WRITTEN INSTRUCTION:
Copy, in full, each line of the material that holds the word "ylabel".

RECORDS FOR THIS EXERCISE:
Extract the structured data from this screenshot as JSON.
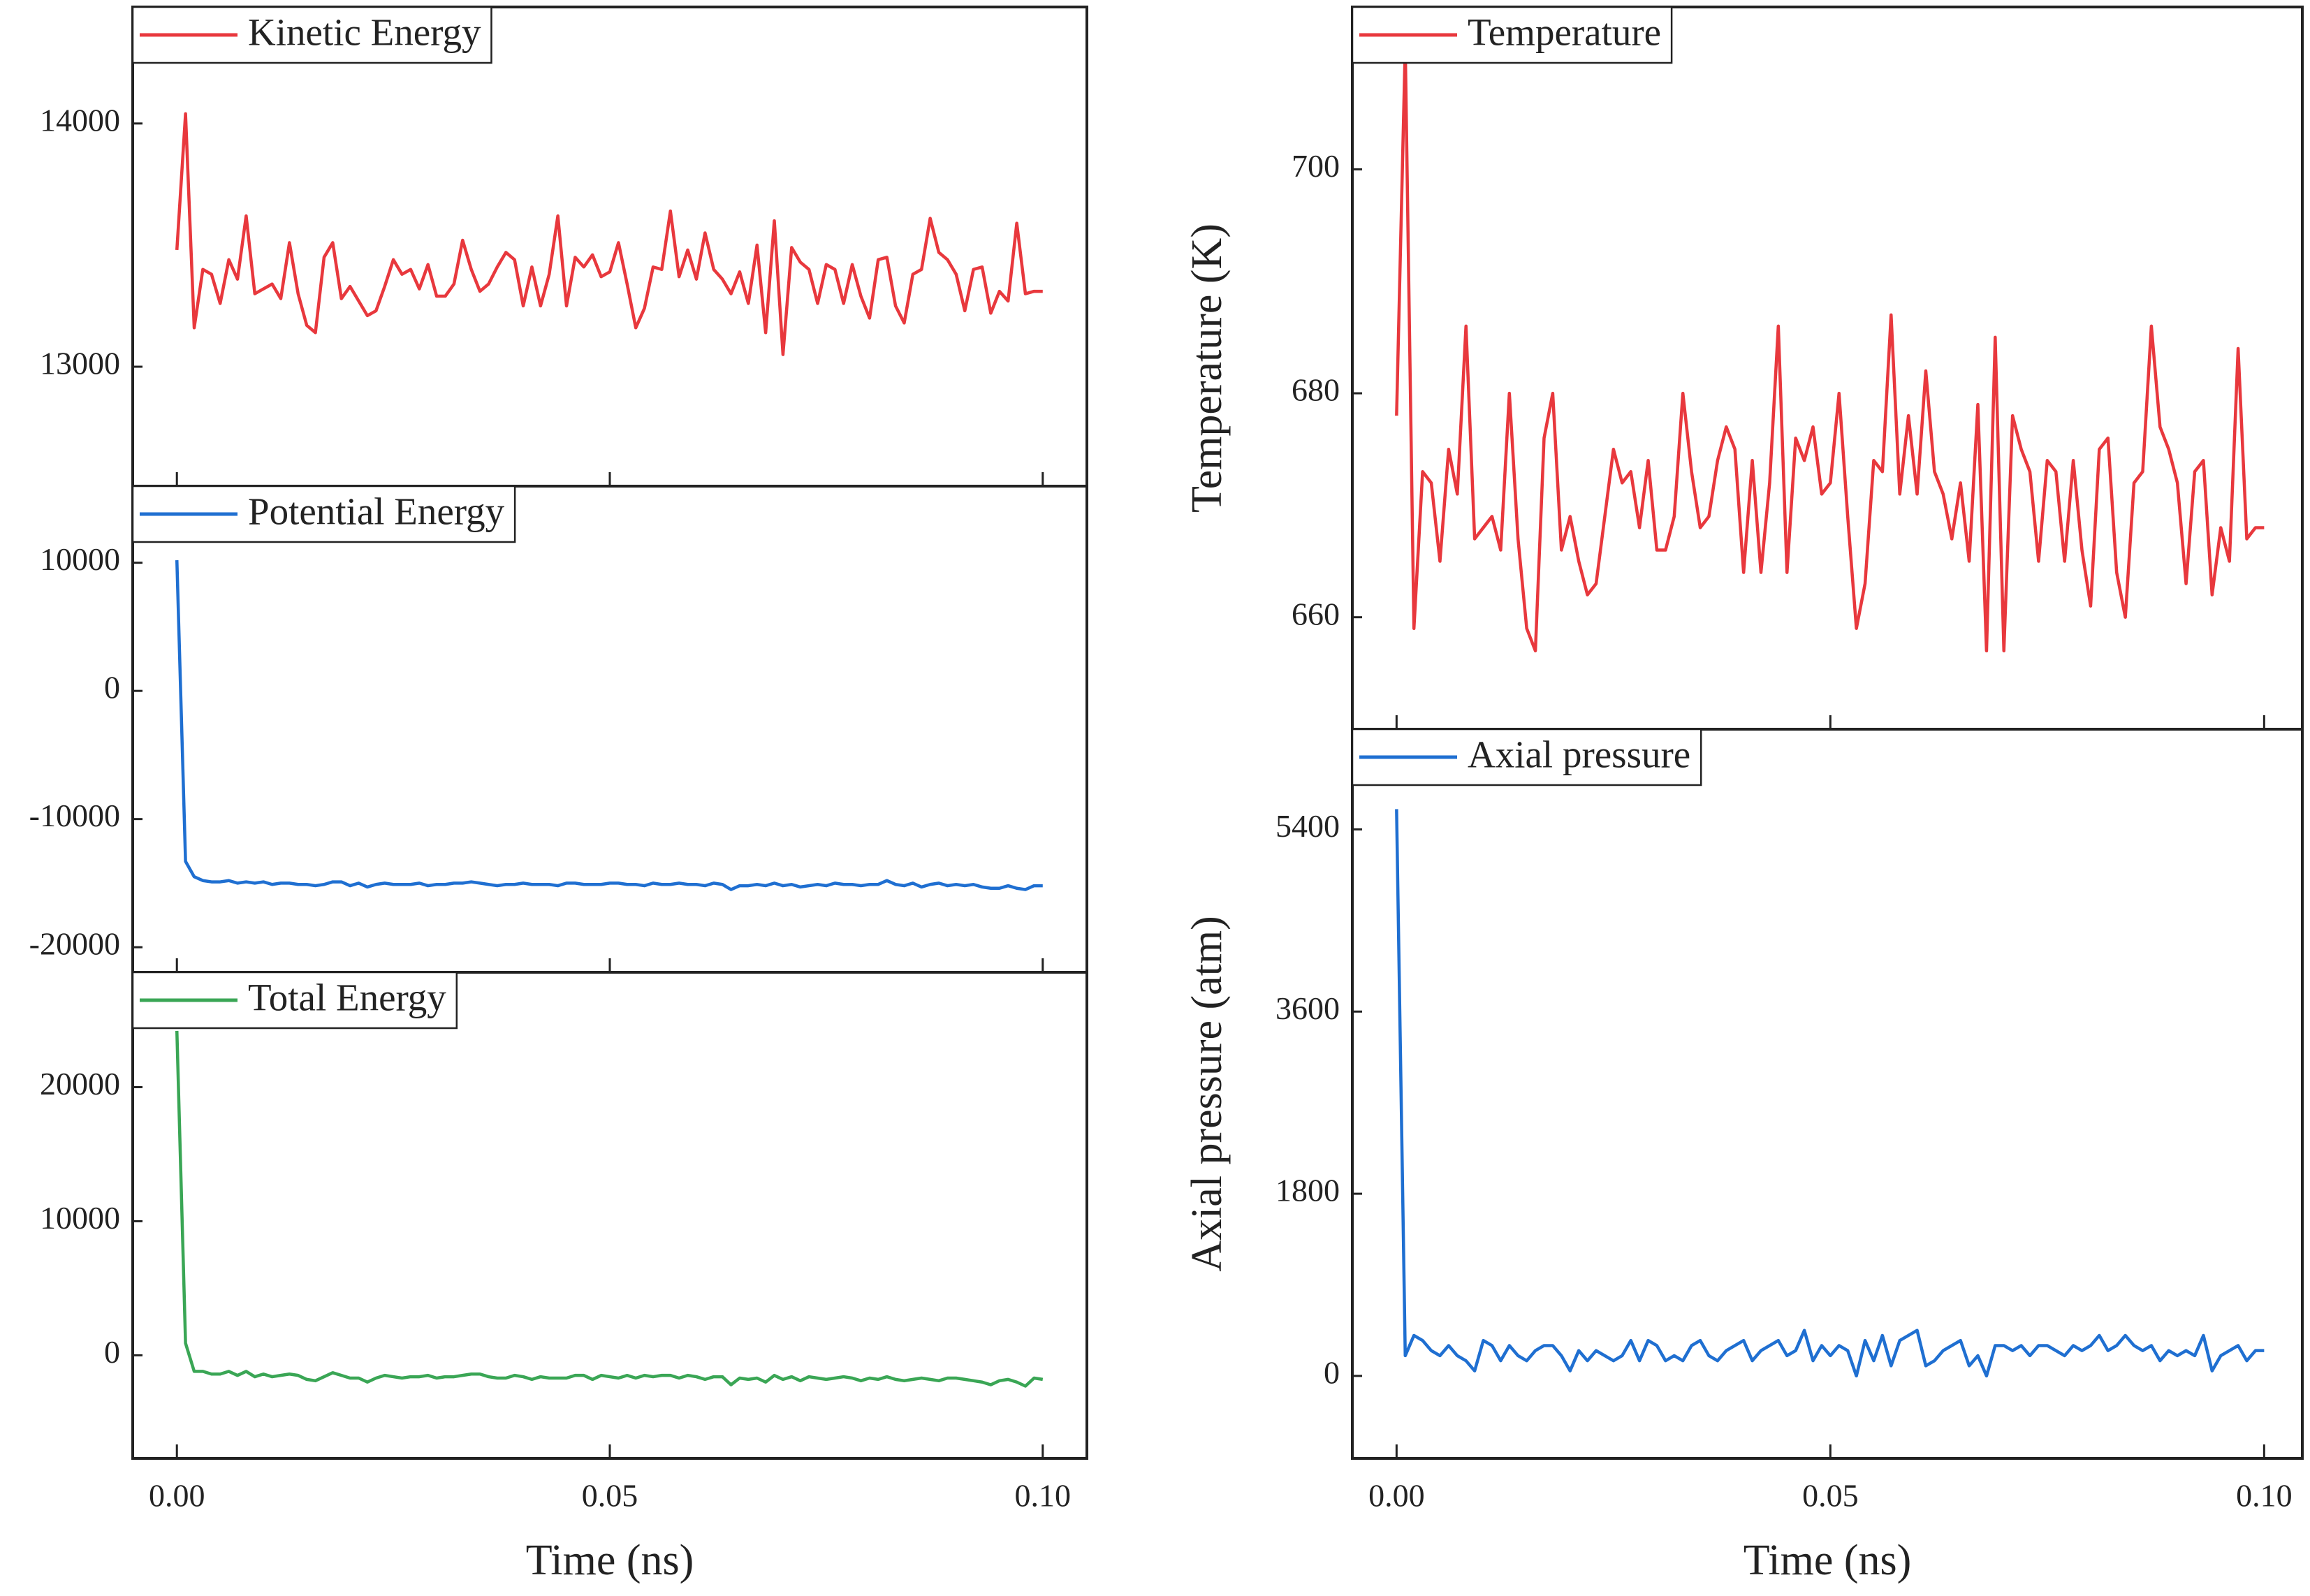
{
  "chart_data": [
    {
      "type": "line",
      "series": [
        {
          "name": "Kinetic Energy",
          "color": "#e8383d",
          "values": [
            13480,
            14040,
            13160,
            13400,
            13380,
            13260,
            13440,
            13360,
            13620,
            13300,
            13320,
            13340,
            13280,
            13510,
            13300,
            13170,
            13140,
            13450,
            13510,
            13280,
            13330,
            13270,
            13210,
            13230,
            13330,
            13440,
            13380,
            13400,
            13320,
            13420,
            13290,
            13290,
            13340,
            13520,
            13400,
            13310,
            13340,
            13410,
            13470,
            13440,
            13250,
            13410,
            13250,
            13380,
            13620,
            13250,
            13450,
            13410,
            13460,
            13370,
            13390,
            13510,
            13340,
            13160,
            13240,
            13410,
            13400,
            13640,
            13370,
            13480,
            13360,
            13550,
            13400,
            13360,
            13300,
            13390,
            13260,
            13500,
            13140,
            13600,
            13050,
            13490,
            13430,
            13400,
            13260,
            13420,
            13400,
            13260,
            13420,
            13290,
            13200,
            13440,
            13450,
            13250,
            13180,
            13380,
            13400,
            13610,
            13470,
            13440,
            13380,
            13230,
            13400,
            13410,
            13220,
            13310,
            13270,
            13590,
            13300,
            13310,
            13310
          ]
        }
      ],
      "x": [
        0,
        0.001,
        0.002,
        0.003,
        0.004,
        0.005,
        0.006,
        0.007,
        0.008,
        0.009,
        0.01,
        0.011,
        0.012,
        0.013,
        0.014,
        0.015,
        0.016,
        0.017,
        0.018,
        0.019,
        0.02,
        0.021,
        0.022,
        0.023,
        0.024,
        0.025,
        0.026,
        0.027,
        0.028,
        0.029,
        0.03,
        0.031,
        0.032,
        0.033,
        0.034,
        0.035,
        0.036,
        0.037,
        0.038,
        0.039,
        0.04,
        0.041,
        0.042,
        0.043,
        0.044,
        0.045,
        0.046,
        0.047,
        0.048,
        0.049,
        0.05,
        0.051,
        0.052,
        0.053,
        0.054,
        0.055,
        0.056,
        0.057,
        0.058,
        0.059,
        0.06,
        0.061,
        0.062,
        0.063,
        0.064,
        0.065,
        0.066,
        0.067,
        0.068,
        0.069,
        0.07,
        0.071,
        0.072,
        0.073,
        0.074,
        0.075,
        0.076,
        0.077,
        0.078,
        0.079,
        0.08,
        0.081,
        0.082,
        0.083,
        0.084,
        0.085,
        0.086,
        0.087,
        0.088,
        0.089,
        0.09,
        0.091,
        0.092,
        0.093,
        0.094,
        0.095,
        0.096,
        0.097,
        0.098,
        0.099,
        0.1
      ],
      "xlim": [
        -0.0051,
        0.1051
      ],
      "xticks": [
        0,
        0.05,
        0.1
      ],
      "ylim": [
        12509,
        14479
      ],
      "yticks": [
        13000,
        14000
      ]
    },
    {
      "type": "line",
      "series": [
        {
          "name": "Potential Energy",
          "color": "#1f6fd1",
          "values": [
            10200,
            -13300,
            -14500,
            -14800,
            -14900,
            -14900,
            -14800,
            -15000,
            -14900,
            -15000,
            -14900,
            -15100,
            -15000,
            -15000,
            -15100,
            -15100,
            -15200,
            -15100,
            -14900,
            -14900,
            -15200,
            -15000,
            -15300,
            -15100,
            -15000,
            -15100,
            -15100,
            -15100,
            -15000,
            -15200,
            -15100,
            -15100,
            -15000,
            -15000,
            -14900,
            -15000,
            -15100,
            -15200,
            -15100,
            -15100,
            -15000,
            -15100,
            -15100,
            -15100,
            -15200,
            -15000,
            -15000,
            -15100,
            -15100,
            -15100,
            -15000,
            -15000,
            -15100,
            -15100,
            -15200,
            -15000,
            -15100,
            -15100,
            -15000,
            -15100,
            -15100,
            -15200,
            -15000,
            -15100,
            -15500,
            -15200,
            -15200,
            -15100,
            -15200,
            -15000,
            -15200,
            -15100,
            -15300,
            -15200,
            -15100,
            -15200,
            -15000,
            -15100,
            -15100,
            -15200,
            -15100,
            -15100,
            -14800,
            -15100,
            -15200,
            -15000,
            -15300,
            -15100,
            -15000,
            -15200,
            -15100,
            -15200,
            -15100,
            -15300,
            -15400,
            -15400,
            -15200,
            -15400,
            -15500,
            -15200,
            -15200
          ]
        }
      ],
      "x": [
        0,
        0.001,
        0.002,
        0.003,
        0.004,
        0.005,
        0.006,
        0.007,
        0.008,
        0.009,
        0.01,
        0.011,
        0.012,
        0.013,
        0.014,
        0.015,
        0.016,
        0.017,
        0.018,
        0.019,
        0.02,
        0.021,
        0.022,
        0.023,
        0.024,
        0.025,
        0.026,
        0.027,
        0.028,
        0.029,
        0.03,
        0.031,
        0.032,
        0.033,
        0.034,
        0.035,
        0.036,
        0.037,
        0.038,
        0.039,
        0.04,
        0.041,
        0.042,
        0.043,
        0.044,
        0.045,
        0.046,
        0.047,
        0.048,
        0.049,
        0.05,
        0.051,
        0.052,
        0.053,
        0.054,
        0.055,
        0.056,
        0.057,
        0.058,
        0.059,
        0.06,
        0.061,
        0.062,
        0.063,
        0.064,
        0.065,
        0.066,
        0.067,
        0.068,
        0.069,
        0.07,
        0.071,
        0.072,
        0.073,
        0.074,
        0.075,
        0.076,
        0.077,
        0.078,
        0.079,
        0.08,
        0.081,
        0.082,
        0.083,
        0.084,
        0.085,
        0.086,
        0.087,
        0.088,
        0.089,
        0.09,
        0.091,
        0.092,
        0.093,
        0.094,
        0.095,
        0.096,
        0.097,
        0.098,
        0.099,
        0.1
      ],
      "xlim": [
        -0.0051,
        0.1051
      ],
      "xticks": [
        0,
        0.05,
        0.1
      ],
      "ylim": [
        -21954,
        15977
      ],
      "yticks": [
        -20000,
        -10000,
        0,
        10000
      ]
    },
    {
      "type": "line",
      "series": [
        {
          "name": "Total Energy",
          "color": "#3aa655",
          "values": [
            24200,
            900,
            -1200,
            -1200,
            -1400,
            -1400,
            -1200,
            -1500,
            -1200,
            -1600,
            -1400,
            -1600,
            -1500,
            -1400,
            -1500,
            -1800,
            -1900,
            -1600,
            -1300,
            -1500,
            -1700,
            -1700,
            -2000,
            -1700,
            -1500,
            -1600,
            -1700,
            -1600,
            -1600,
            -1500,
            -1700,
            -1600,
            -1600,
            -1500,
            -1400,
            -1400,
            -1600,
            -1700,
            -1700,
            -1500,
            -1600,
            -1800,
            -1600,
            -1700,
            -1700,
            -1700,
            -1500,
            -1500,
            -1800,
            -1500,
            -1600,
            -1700,
            -1500,
            -1700,
            -1500,
            -1600,
            -1500,
            -1500,
            -1700,
            -1500,
            -1600,
            -1800,
            -1600,
            -1600,
            -2200,
            -1700,
            -1800,
            -1700,
            -2000,
            -1500,
            -1800,
            -1600,
            -1900,
            -1600,
            -1700,
            -1800,
            -1700,
            -1600,
            -1700,
            -1900,
            -1700,
            -1800,
            -1600,
            -1800,
            -1900,
            -1800,
            -1700,
            -1800,
            -1900,
            -1700,
            -1700,
            -1800,
            -1900,
            -2000,
            -2200,
            -1900,
            -1800,
            -2000,
            -2300,
            -1700,
            -1800
          ]
        }
      ],
      "x": [
        0,
        0.001,
        0.002,
        0.003,
        0.004,
        0.005,
        0.006,
        0.007,
        0.008,
        0.009,
        0.01,
        0.011,
        0.012,
        0.013,
        0.014,
        0.015,
        0.016,
        0.017,
        0.018,
        0.019,
        0.02,
        0.021,
        0.022,
        0.023,
        0.024,
        0.025,
        0.026,
        0.027,
        0.028,
        0.029,
        0.03,
        0.031,
        0.032,
        0.033,
        0.034,
        0.035,
        0.036,
        0.037,
        0.038,
        0.039,
        0.04,
        0.041,
        0.042,
        0.043,
        0.044,
        0.045,
        0.046,
        0.047,
        0.048,
        0.049,
        0.05,
        0.051,
        0.052,
        0.053,
        0.054,
        0.055,
        0.056,
        0.057,
        0.058,
        0.059,
        0.06,
        0.061,
        0.062,
        0.063,
        0.064,
        0.065,
        0.066,
        0.067,
        0.068,
        0.069,
        0.07,
        0.071,
        0.072,
        0.073,
        0.074,
        0.075,
        0.076,
        0.077,
        0.078,
        0.079,
        0.08,
        0.081,
        0.082,
        0.083,
        0.084,
        0.085,
        0.086,
        0.087,
        0.088,
        0.089,
        0.09,
        0.091,
        0.092,
        0.093,
        0.094,
        0.095,
        0.096,
        0.097,
        0.098,
        0.099,
        0.1
      ],
      "xlim": [
        -0.0051,
        0.1051
      ],
      "xticks": [
        {
          "value": 0,
          "label": "0.00"
        },
        {
          "value": 0.05,
          "label": "0.05"
        },
        {
          "value": 0.1,
          "label": "0.10"
        }
      ],
      "ylim": [
        -7692,
        28571
      ],
      "yticks": [
        0,
        10000,
        20000
      ],
      "xlabel": "Time (ns)"
    },
    {
      "type": "line",
      "series": [
        {
          "name": "Temperature",
          "color": "#e8383d",
          "values": [
            678,
            711,
            659,
            673,
            672,
            665,
            675,
            671,
            686,
            667,
            668,
            669,
            666,
            680,
            667,
            659,
            657,
            676,
            680,
            666,
            669,
            665,
            662,
            663,
            669,
            675,
            672,
            673,
            668,
            674,
            666,
            666,
            669,
            680,
            673,
            668,
            669,
            674,
            677,
            675,
            664,
            674,
            664,
            672,
            686,
            664,
            676,
            674,
            677,
            671,
            672,
            680,
            669,
            659,
            663,
            674,
            673,
            687,
            671,
            678,
            671,
            682,
            673,
            671,
            667,
            672,
            665,
            679,
            657,
            685,
            657,
            678,
            675,
            673,
            665,
            674,
            673,
            665,
            674,
            666,
            661,
            675,
            676,
            664,
            660,
            672,
            673,
            686,
            677,
            675,
            672,
            663,
            673,
            674,
            662,
            668,
            665,
            684,
            667,
            668,
            668
          ]
        }
      ],
      "x": [
        0,
        0.001,
        0.002,
        0.003,
        0.004,
        0.005,
        0.006,
        0.007,
        0.008,
        0.009,
        0.01,
        0.011,
        0.012,
        0.013,
        0.014,
        0.015,
        0.016,
        0.017,
        0.018,
        0.019,
        0.02,
        0.021,
        0.022,
        0.023,
        0.024,
        0.025,
        0.026,
        0.027,
        0.028,
        0.029,
        0.03,
        0.031,
        0.032,
        0.033,
        0.034,
        0.035,
        0.036,
        0.037,
        0.038,
        0.039,
        0.04,
        0.041,
        0.042,
        0.043,
        0.044,
        0.045,
        0.046,
        0.047,
        0.048,
        0.049,
        0.05,
        0.051,
        0.052,
        0.053,
        0.054,
        0.055,
        0.056,
        0.057,
        0.058,
        0.059,
        0.06,
        0.061,
        0.062,
        0.063,
        0.064,
        0.065,
        0.066,
        0.067,
        0.068,
        0.069,
        0.07,
        0.071,
        0.072,
        0.073,
        0.074,
        0.075,
        0.076,
        0.077,
        0.078,
        0.079,
        0.08,
        0.081,
        0.082,
        0.083,
        0.084,
        0.085,
        0.086,
        0.087,
        0.088,
        0.089,
        0.09,
        0.091,
        0.092,
        0.093,
        0.094,
        0.095,
        0.096,
        0.097,
        0.098,
        0.099,
        0.1
      ],
      "xlim": [
        -0.0051,
        0.1044
      ],
      "xticks": [
        0,
        0.05,
        0.1
      ],
      "ylim": [
        650,
        714.5
      ],
      "yticks": [
        660,
        680,
        700
      ],
      "ylabel": "Temperature (K)"
    },
    {
      "type": "line",
      "series": [
        {
          "name": "Axial pressure",
          "color": "#1f6fd1",
          "values": [
            5600,
            200,
            400,
            350,
            250,
            200,
            300,
            200,
            150,
            50,
            350,
            300,
            150,
            300,
            200,
            150,
            250,
            300,
            300,
            200,
            50,
            250,
            150,
            250,
            200,
            150,
            200,
            350,
            150,
            350,
            300,
            150,
            200,
            150,
            300,
            350,
            200,
            150,
            250,
            300,
            350,
            150,
            250,
            300,
            350,
            200,
            250,
            450,
            150,
            300,
            200,
            300,
            250,
            0,
            350,
            150,
            400,
            100,
            350,
            400,
            450,
            100,
            150,
            250,
            300,
            350,
            100,
            200,
            0,
            300,
            300,
            250,
            300,
            200,
            300,
            300,
            250,
            200,
            300,
            250,
            300,
            400,
            250,
            300,
            400,
            300,
            250,
            300,
            150,
            250,
            200,
            250,
            200,
            400,
            50,
            200,
            250,
            300,
            150,
            250,
            250
          ]
        }
      ],
      "x": [
        0,
        0.001,
        0.002,
        0.003,
        0.004,
        0.005,
        0.006,
        0.007,
        0.008,
        0.009,
        0.01,
        0.011,
        0.012,
        0.013,
        0.014,
        0.015,
        0.016,
        0.017,
        0.018,
        0.019,
        0.02,
        0.021,
        0.022,
        0.023,
        0.024,
        0.025,
        0.026,
        0.027,
        0.028,
        0.029,
        0.03,
        0.031,
        0.032,
        0.033,
        0.034,
        0.035,
        0.036,
        0.037,
        0.038,
        0.039,
        0.04,
        0.041,
        0.042,
        0.043,
        0.044,
        0.045,
        0.046,
        0.047,
        0.048,
        0.049,
        0.05,
        0.051,
        0.052,
        0.053,
        0.054,
        0.055,
        0.056,
        0.057,
        0.058,
        0.059,
        0.06,
        0.061,
        0.062,
        0.063,
        0.064,
        0.065,
        0.066,
        0.067,
        0.068,
        0.069,
        0.07,
        0.071,
        0.072,
        0.073,
        0.074,
        0.075,
        0.076,
        0.077,
        0.078,
        0.079,
        0.08,
        0.081,
        0.082,
        0.083,
        0.084,
        0.085,
        0.086,
        0.087,
        0.088,
        0.089,
        0.09,
        0.091,
        0.092,
        0.093,
        0.094,
        0.095,
        0.096,
        0.097,
        0.098,
        0.099,
        0.1
      ],
      "xlim": [
        -0.0051,
        0.1044
      ],
      "xticks": [
        {
          "value": 0,
          "label": "0.00"
        },
        {
          "value": 0.05,
          "label": "0.05"
        },
        {
          "value": 0.1,
          "label": "0.10"
        }
      ],
      "ylim": [
        -815,
        6390
      ],
      "yticks": [
        0,
        1800,
        3600,
        5400
      ],
      "xlabel": "Time (ns)",
      "ylabel": "Axial pressure (atm)"
    }
  ]
}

FULL OUTPUT:
      "ylabel": "Temperature (K)"
      "ylabel": "Axial pressure (atm)"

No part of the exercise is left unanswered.